Data supplied:
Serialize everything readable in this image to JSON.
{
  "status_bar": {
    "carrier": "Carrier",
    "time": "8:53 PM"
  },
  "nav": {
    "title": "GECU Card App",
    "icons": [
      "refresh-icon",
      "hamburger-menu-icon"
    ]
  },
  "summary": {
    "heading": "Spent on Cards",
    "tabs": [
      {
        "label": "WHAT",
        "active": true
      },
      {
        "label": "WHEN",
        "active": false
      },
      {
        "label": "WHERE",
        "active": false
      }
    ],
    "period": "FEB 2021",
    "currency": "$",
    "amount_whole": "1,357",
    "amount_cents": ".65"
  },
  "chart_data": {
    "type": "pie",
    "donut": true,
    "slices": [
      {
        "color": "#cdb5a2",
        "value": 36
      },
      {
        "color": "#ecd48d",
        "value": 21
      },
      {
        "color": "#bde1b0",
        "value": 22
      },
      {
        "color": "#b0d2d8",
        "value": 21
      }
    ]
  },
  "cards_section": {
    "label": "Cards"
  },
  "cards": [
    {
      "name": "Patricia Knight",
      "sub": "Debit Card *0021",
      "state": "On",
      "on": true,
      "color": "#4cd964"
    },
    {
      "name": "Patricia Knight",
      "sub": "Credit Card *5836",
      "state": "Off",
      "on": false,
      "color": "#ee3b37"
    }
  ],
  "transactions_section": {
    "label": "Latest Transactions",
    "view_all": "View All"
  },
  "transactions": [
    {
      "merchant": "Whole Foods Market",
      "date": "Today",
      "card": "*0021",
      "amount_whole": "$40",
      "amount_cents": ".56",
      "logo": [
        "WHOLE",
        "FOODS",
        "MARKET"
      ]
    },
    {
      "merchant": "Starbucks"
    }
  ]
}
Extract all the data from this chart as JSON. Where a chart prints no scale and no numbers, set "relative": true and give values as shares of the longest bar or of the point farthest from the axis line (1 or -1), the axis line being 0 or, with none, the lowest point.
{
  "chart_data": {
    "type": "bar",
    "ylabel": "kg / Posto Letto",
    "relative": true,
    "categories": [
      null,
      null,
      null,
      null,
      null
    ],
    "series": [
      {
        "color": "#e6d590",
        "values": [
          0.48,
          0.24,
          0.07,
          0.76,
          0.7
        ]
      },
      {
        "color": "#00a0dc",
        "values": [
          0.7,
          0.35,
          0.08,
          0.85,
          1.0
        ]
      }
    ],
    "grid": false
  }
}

Given task: Check every line of the material for the string "color" and give the number of lines that have it, without anything else.

Answer to this exercise: 8